Pick out and copy every line below that has the word "Музыка".

RAW RECORDS:
________________________________________

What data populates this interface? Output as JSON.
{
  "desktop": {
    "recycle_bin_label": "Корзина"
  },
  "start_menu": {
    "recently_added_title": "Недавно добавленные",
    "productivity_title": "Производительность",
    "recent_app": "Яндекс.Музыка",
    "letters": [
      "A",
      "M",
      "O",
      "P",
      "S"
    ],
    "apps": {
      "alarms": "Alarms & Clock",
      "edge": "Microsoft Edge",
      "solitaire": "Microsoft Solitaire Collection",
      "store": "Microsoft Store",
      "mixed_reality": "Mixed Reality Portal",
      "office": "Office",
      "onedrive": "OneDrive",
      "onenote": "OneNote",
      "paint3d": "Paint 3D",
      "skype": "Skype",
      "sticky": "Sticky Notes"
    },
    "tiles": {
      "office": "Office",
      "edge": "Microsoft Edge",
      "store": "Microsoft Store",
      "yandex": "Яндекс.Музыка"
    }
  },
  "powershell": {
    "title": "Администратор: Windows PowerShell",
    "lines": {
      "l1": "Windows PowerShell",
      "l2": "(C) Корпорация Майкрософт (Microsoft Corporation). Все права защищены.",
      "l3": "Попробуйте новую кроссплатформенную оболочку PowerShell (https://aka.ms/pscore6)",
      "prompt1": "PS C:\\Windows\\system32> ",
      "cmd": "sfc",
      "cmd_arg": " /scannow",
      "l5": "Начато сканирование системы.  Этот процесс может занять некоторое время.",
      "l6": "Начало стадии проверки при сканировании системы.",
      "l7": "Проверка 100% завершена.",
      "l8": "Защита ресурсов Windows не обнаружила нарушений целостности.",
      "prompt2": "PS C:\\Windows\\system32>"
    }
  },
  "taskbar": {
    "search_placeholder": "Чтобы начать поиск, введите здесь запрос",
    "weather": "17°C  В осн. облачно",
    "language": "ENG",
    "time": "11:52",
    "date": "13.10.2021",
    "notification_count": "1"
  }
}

________________________________________

TASK OUTPUT:
    "recent_app": "Яндекс.Музыка",
      "yandex": "Яндекс.Музыка"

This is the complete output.